[Short problem] Check each line of the listing for the word "document" and give only the number of lines that have it.

[Listing]

■ ■ ■ ■ ■ ■ ■

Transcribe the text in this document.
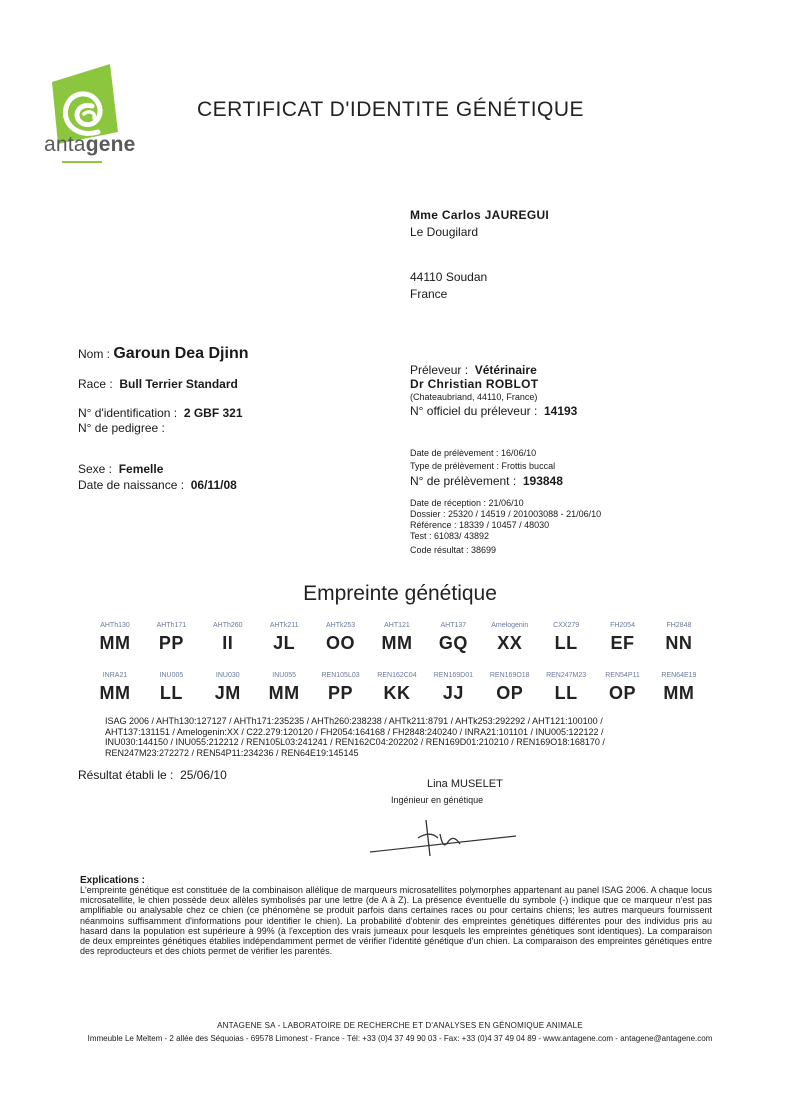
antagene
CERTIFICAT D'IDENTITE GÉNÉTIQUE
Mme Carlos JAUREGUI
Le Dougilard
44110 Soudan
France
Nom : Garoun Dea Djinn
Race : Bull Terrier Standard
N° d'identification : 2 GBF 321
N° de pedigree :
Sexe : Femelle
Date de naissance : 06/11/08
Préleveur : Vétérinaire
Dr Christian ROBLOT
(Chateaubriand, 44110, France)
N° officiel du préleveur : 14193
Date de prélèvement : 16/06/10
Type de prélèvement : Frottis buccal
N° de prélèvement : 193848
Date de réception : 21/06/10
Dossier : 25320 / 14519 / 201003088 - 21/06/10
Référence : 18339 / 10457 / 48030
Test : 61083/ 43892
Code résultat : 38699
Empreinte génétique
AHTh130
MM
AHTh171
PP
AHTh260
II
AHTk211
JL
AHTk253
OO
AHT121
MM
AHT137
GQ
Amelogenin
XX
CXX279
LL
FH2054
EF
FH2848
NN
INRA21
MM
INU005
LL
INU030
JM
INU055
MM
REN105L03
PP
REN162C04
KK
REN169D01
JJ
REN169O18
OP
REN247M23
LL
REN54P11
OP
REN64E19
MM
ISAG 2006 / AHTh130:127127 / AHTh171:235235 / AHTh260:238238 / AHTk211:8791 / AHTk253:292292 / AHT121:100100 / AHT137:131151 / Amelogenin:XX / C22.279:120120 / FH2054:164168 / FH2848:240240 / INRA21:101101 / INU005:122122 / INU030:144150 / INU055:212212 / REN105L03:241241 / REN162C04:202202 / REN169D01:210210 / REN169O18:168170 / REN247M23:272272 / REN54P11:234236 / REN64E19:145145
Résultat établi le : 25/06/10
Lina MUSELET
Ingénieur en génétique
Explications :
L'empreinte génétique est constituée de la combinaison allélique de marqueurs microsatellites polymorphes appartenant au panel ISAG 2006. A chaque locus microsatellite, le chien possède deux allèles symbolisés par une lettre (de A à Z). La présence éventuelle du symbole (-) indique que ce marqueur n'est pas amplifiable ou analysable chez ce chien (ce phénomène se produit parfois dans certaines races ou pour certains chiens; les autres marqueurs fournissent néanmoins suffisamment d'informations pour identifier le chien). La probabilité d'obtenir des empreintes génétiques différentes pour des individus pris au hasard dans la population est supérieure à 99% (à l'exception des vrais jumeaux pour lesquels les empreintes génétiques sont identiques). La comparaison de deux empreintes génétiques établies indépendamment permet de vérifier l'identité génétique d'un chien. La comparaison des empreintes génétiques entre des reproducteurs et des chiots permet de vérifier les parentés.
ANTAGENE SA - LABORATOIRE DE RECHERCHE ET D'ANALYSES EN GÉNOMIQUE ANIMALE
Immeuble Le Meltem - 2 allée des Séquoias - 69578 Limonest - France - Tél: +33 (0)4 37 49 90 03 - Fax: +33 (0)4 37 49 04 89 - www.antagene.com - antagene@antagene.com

■ ■ ■ ■ ■ ■ ■

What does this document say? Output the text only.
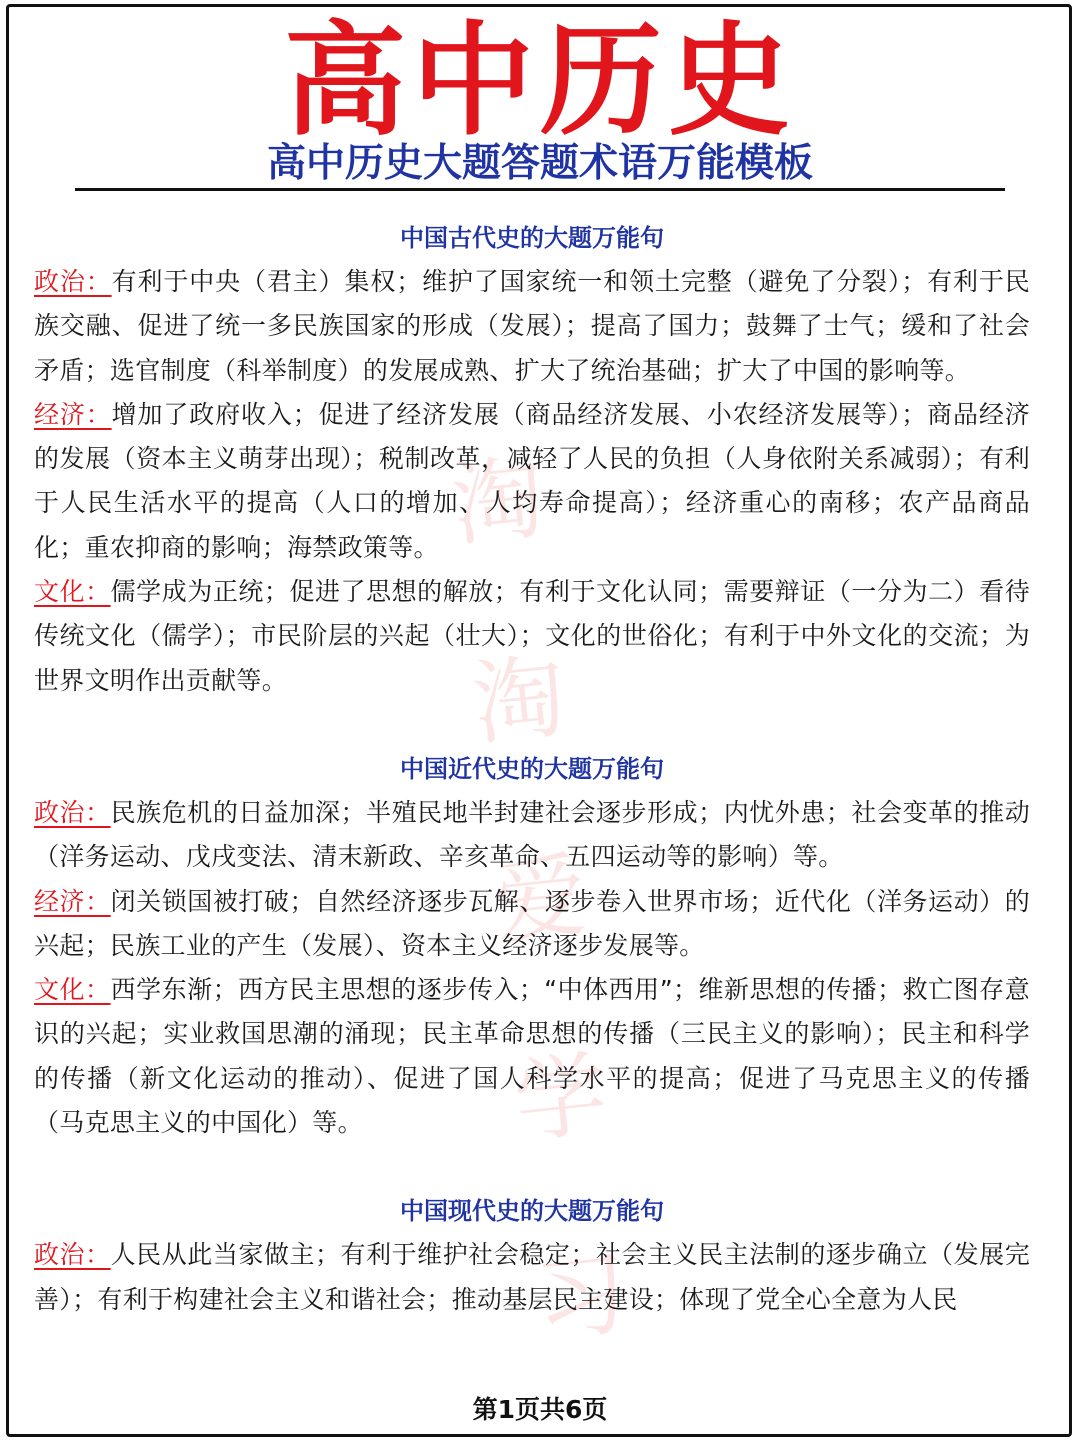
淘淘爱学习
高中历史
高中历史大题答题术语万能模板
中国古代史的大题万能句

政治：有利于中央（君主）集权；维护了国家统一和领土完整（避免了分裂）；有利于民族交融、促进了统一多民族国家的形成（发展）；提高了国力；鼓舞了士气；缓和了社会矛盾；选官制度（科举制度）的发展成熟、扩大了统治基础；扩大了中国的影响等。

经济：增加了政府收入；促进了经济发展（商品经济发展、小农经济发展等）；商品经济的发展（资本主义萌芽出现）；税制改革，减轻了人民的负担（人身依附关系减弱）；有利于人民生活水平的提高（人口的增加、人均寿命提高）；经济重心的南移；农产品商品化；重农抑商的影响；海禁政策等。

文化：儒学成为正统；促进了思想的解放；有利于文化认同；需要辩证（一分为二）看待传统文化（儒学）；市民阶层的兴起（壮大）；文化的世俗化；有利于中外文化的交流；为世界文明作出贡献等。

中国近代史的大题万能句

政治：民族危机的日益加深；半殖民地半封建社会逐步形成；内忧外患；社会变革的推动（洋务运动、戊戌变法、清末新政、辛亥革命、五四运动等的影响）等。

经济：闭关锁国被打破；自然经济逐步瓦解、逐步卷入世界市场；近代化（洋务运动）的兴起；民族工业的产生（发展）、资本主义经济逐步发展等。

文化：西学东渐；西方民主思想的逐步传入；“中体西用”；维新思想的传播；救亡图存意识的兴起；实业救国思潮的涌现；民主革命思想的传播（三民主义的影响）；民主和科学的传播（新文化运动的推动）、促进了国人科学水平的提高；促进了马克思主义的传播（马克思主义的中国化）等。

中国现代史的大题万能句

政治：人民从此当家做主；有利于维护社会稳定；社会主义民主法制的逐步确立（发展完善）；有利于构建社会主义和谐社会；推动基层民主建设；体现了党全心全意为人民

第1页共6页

■ ■ ■ ■ ■ ■ ■

[Response below] 2